== Job ==
All of the entries must be reproduced exactly, with no images carried over.

Stored items
────────────────

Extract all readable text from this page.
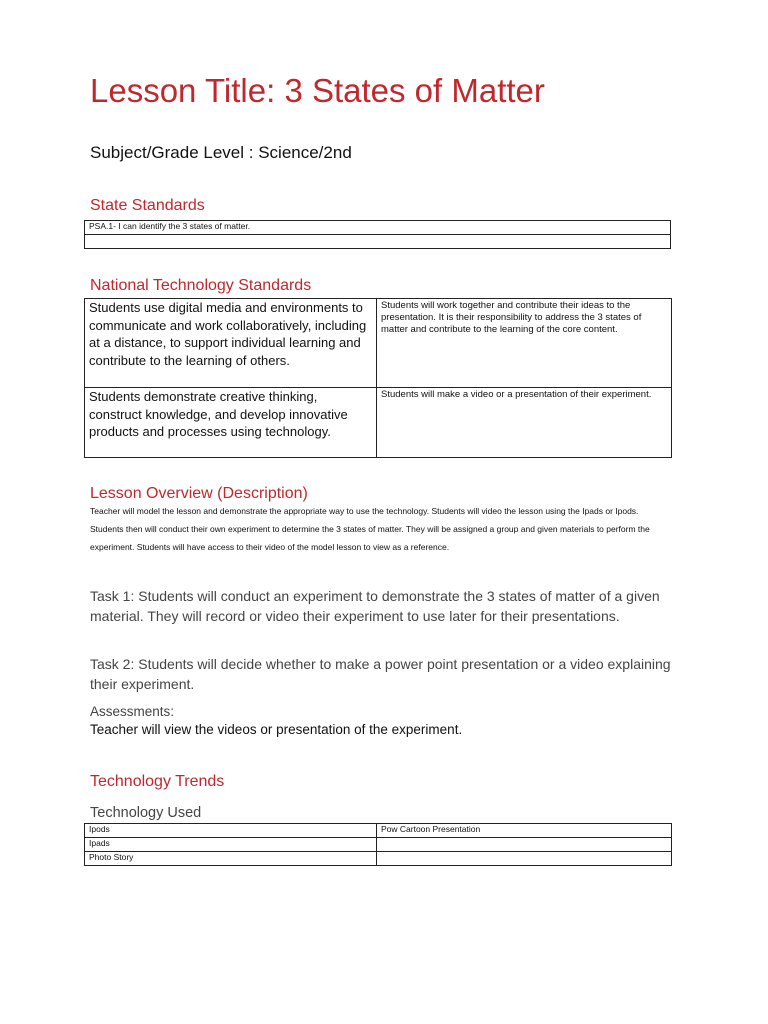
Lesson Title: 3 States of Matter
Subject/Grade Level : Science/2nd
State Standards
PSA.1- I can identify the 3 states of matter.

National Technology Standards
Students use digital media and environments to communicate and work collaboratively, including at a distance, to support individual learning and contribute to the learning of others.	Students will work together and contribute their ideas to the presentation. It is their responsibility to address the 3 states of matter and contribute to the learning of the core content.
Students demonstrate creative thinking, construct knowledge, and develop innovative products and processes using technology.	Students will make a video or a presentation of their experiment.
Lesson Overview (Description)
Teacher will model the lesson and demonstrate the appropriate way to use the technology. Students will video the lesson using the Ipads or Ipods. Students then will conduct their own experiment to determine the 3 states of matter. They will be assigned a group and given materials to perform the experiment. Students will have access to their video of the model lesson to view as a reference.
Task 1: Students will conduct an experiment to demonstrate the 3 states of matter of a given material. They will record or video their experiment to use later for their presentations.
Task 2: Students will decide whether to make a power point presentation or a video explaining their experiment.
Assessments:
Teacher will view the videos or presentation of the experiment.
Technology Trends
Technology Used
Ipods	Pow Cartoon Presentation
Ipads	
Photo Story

────────────────

== Reply ==
Extract all readable text from this page.
Lesson Title: 3 States of Matter
Subject/Grade Level : Science/2nd
State Standards
PSA.1- I can identify the 3 states of matter.

National Technology Standards
Students use digital media and environments to communicate and work collaboratively, including at a distance, to support individual learning and contribute to the learning of others.	Students will work together and contribute their ideas to the presentation. It is their responsibility to address the 3 states of matter and contribute to the learning of the core content.
Students demonstrate creative thinking, construct knowledge, and develop innovative products and processes using technology.	Students will make a video or a presentation of their experiment.
Lesson Overview (Description)
Teacher will model the lesson and demonstrate the appropriate way to use the technology. Students will video the lesson using the Ipads or Ipods. Students then will conduct their own experiment to determine the 3 states of matter. They will be assigned a group and given materials to perform the experiment. Students will have access to their video of the model lesson to view as a reference.
Task 1: Students will conduct an experiment to demonstrate the 3 states of matter of a given material. They will record or video their experiment to use later for their presentations.
Task 2: Students will decide whether to make a power point presentation or a video explaining their experiment.
Assessments:
Teacher will view the videos or presentation of the experiment.
Technology Trends
Technology Used
Ipods	Pow Cartoon Presentation
Ipads	
Photo Story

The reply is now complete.